------ GIVEN ENTRIES ------

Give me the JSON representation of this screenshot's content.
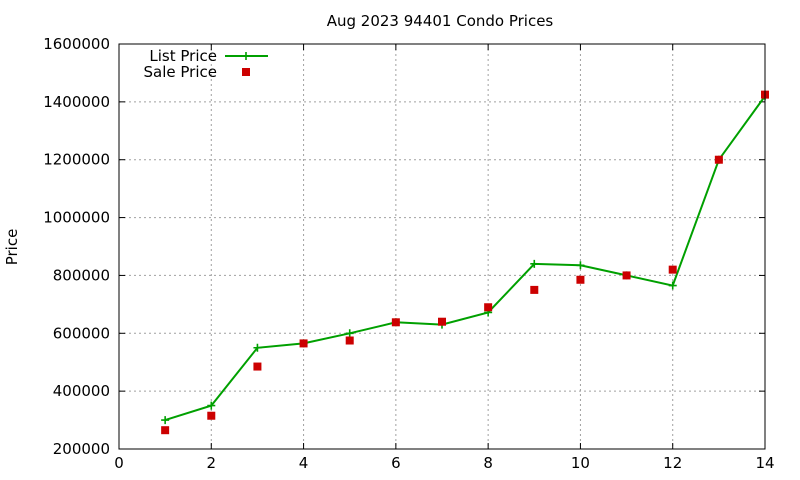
{
  "chart_data": {
    "type": "line",
    "title": "Aug 2023 94401 Condo Prices",
    "xlabel": "",
    "ylabel": "Price",
    "xlim": [
      0,
      14
    ],
    "ylim": [
      200000,
      1600000
    ],
    "xticks": [
      0,
      2,
      4,
      6,
      8,
      10,
      12,
      14
    ],
    "yticks": [
      200000,
      400000,
      600000,
      800000,
      1000000,
      1200000,
      1400000,
      1600000
    ],
    "grid": true,
    "legend_position": "top-left",
    "series": [
      {
        "name": "List Price",
        "style": "line+points",
        "color": "#00a000",
        "marker": "plus",
        "x": [
          1,
          2,
          3,
          4,
          5,
          6,
          7,
          8,
          9,
          10,
          11,
          12,
          13,
          14
        ],
        "y": [
          300000,
          350000,
          550000,
          565000,
          600000,
          638000,
          630000,
          672000,
          840000,
          835000,
          800000,
          765000,
          1200000,
          1420000
        ]
      },
      {
        "name": "Sale Price",
        "style": "points",
        "color": "#cc0000",
        "marker": "square",
        "x": [
          1,
          2,
          3,
          4,
          5,
          6,
          7,
          8,
          9,
          10,
          11,
          12,
          13,
          14
        ],
        "y": [
          265000,
          315000,
          485000,
          565000,
          575000,
          638000,
          640000,
          690000,
          750000,
          785000,
          800000,
          820000,
          1200000,
          1425000
        ]
      }
    ]
  }
}
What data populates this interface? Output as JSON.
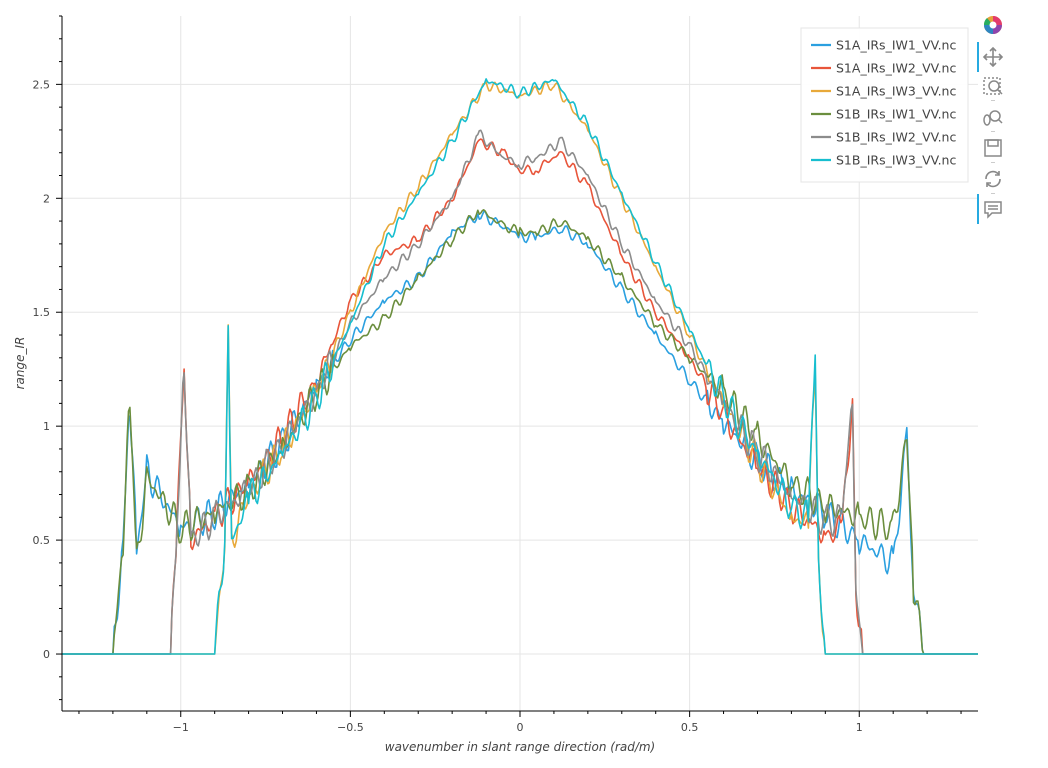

------

**PROBLEM**
Which lines in the listing above hold the word "JSON"? Show each of them.

**FULL ANSWER**
Give me the JSON representation of this screenshot's content.
What data populates this interface? Output as JSON.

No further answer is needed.